- BRIEF: Exclude all pictures, then copy each of the records exactly as written.

- RECORDS FOR PROCESSING:
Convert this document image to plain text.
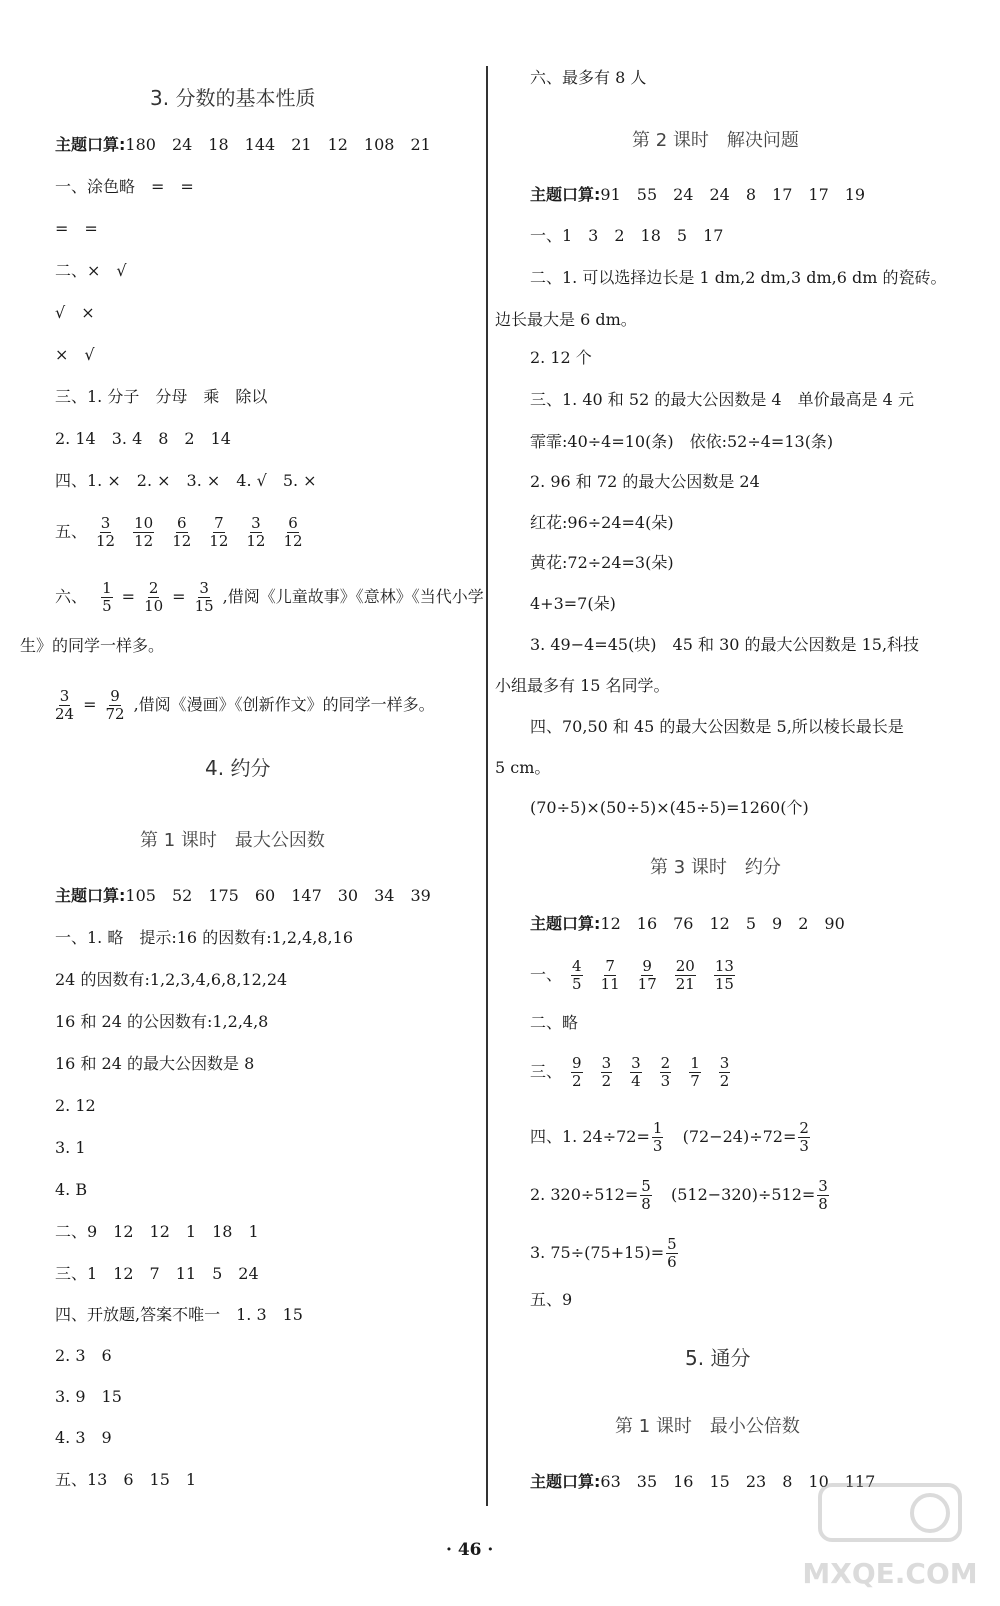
3. 分数的基本性质
主题口算:180　24　18　144　21　12　108　21
一、涂色略　=　=
=　=
二、×　√
√　×
×　√
三、1. 分子　分母　乘　除以
2. 14　3. 4　8　2　14
四、1. ×　2. ×　3. ×　4. √　5. ×
五、 $\frac{3}{12} \frac{10}{12} \frac{6}{12} \frac{7}{12} \frac{3}{12} \frac{6}{12}$
六、 $\frac{1}{5} = \frac{2}{10} = \frac{3}{15}$ ,借阅《儿童故事》《意林》《当代小学
生》的同学一样多。
$\frac{3}{24} = \frac{9}{72}$ ,借阅《漫画》《创新作文》的同学一样多。
4. 约分
第 1 课时　最大公因数
主题口算:105　52　175　60　147　30　34　39
一、1. 略　提示:16 的因数有:1,2,4,8,16
24 的因数有:1,2,3,4,6,8,12,24
16 和 24 的公因数有:1,2,4,8
16 和 24 的最大公因数是 8
2. 12
3. 1
4. B
二、9　12　12　1　18　1
三、1　12　7　11　5　24
四、开放题,答案不唯一　1. 3　15
2. 3　6
3. 9　15
4. 3　9
五、13　6　15　1
六、最多有 8 人
第 2 课时　解决问题
主题口算:91　55　24　24　8　17　17　19
一、1　3　2　18　5　17
二、1. 可以选择边长是 1 dm,2 dm,3 dm,6 dm 的瓷砖。
边长最大是 6 dm。
2. 12 个
三、1. 40 和 52 的最大公因数是 4　单价最高是 4 元
霏霏:40÷4=10(条)　依依:52÷4=13(条)
2. 96 和 72 的最大公因数是 24
红花:96÷24=4(朵)
黄花:72÷24=3(朵)
4+3=7(朵)
3. 49−4=45(块)　45 和 30 的最大公因数是 15,科技
小组最多有 15 名同学。
四、70,50 和 45 的最大公因数是 5,所以棱长最长是
5 cm。
(70÷5)×(50÷5)×(45÷5)=1260(个)
第 3 课时　约分
主题口算:12　16　76　12　5　9　2　90
一、 $\frac{4}{5} \frac{7}{11} \frac{9}{17} \frac{20}{21} \frac{13}{15}$
二、略
三、 $\frac{9}{2} \frac{3}{2} \frac{3}{4} \frac{2}{3} \frac{1}{7} \frac{3}{2}$
四、1. $24\div 72= \frac{1}{3} (72-24)\div 72= \frac{2}{3}$
2. $320\div 512= \frac{5}{8} (512-320)\div 512= \frac{3}{8}$
3. $75\div(75+15)= \frac{5}{6}$
五、9
5. 通分
第 1 课时　最小公倍数
主题口算:63　35　16　15　23　8　10　117
· 46 ·
MXQE.COM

- WRITTEN REPLY:
Convert this document image to plain text.
3. 分数的基本性质
主题口算:180　24　18　144　21　12　108　21
一、涂色略　=　=
=　=
二、×　√
√　×
×　√
三、1. 分子　分母　乘　除以
2. 14　3. 4　8　2　14
四、1. ×　2. ×　3. ×　4. √　5. ×
五、 $\frac{3}{12} \frac{10}{12} \frac{6}{12} \frac{7}{12} \frac{3}{12} \frac{6}{12}$
六、 $\frac{1}{5} = \frac{2}{10} = \frac{3}{15}$ ,借阅《儿童故事》《意林》《当代小学
生》的同学一样多。
$\frac{3}{24} = \frac{9}{72}$ ,借阅《漫画》《创新作文》的同学一样多。
4. 约分
第 1 课时　最大公因数
主题口算:105　52　175　60　147　30　34　39
一、1. 略　提示:16 的因数有:1,2,4,8,16
24 的因数有:1,2,3,4,6,8,12,24
16 和 24 的公因数有:1,2,4,8
16 和 24 的最大公因数是 8
2. 12
3. 1
4. B
二、9　12　12　1　18　1
三、1　12　7　11　5　24
四、开放题,答案不唯一　1. 3　15
2. 3　6
3. 9　15
4. 3　9
五、13　6　15　1
六、最多有 8 人
第 2 课时　解决问题
主题口算:91　55　24　24　8　17　17　19
一、1　3　2　18　5　17
二、1. 可以选择边长是 1 dm,2 dm,3 dm,6 dm 的瓷砖。
边长最大是 6 dm。
2. 12 个
三、1. 40 和 52 的最大公因数是 4　单价最高是 4 元
霏霏:40÷4=10(条)　依依:52÷4=13(条)
2. 96 和 72 的最大公因数是 24
红花:96÷24=4(朵)
黄花:72÷24=3(朵)
4+3=7(朵)
3. 49−4=45(块)　45 和 30 的最大公因数是 15,科技
小组最多有 15 名同学。
四、70,50 和 45 的最大公因数是 5,所以棱长最长是
5 cm。
(70÷5)×(50÷5)×(45÷5)=1260(个)
第 3 课时　约分
主题口算:12　16　76　12　5　9　2　90
一、 $\frac{4}{5} \frac{7}{11} \frac{9}{17} \frac{20}{21} \frac{13}{15}$
二、略
三、 $\frac{9}{2} \frac{3}{2} \frac{3}{4} \frac{2}{3} \frac{1}{7} \frac{3}{2}$
四、1. $24\div 72= \frac{1}{3} (72-24)\div 72= \frac{2}{3}$
2. $320\div 512= \frac{5}{8} (512-320)\div 512= \frac{3}{8}$
3. $75\div(75+15)= \frac{5}{6}$
五、9
5. 通分
第 1 课时　最小公倍数
主题口算:63　35　16　15　23　8　10　117
· 46 ·
MXQE.COM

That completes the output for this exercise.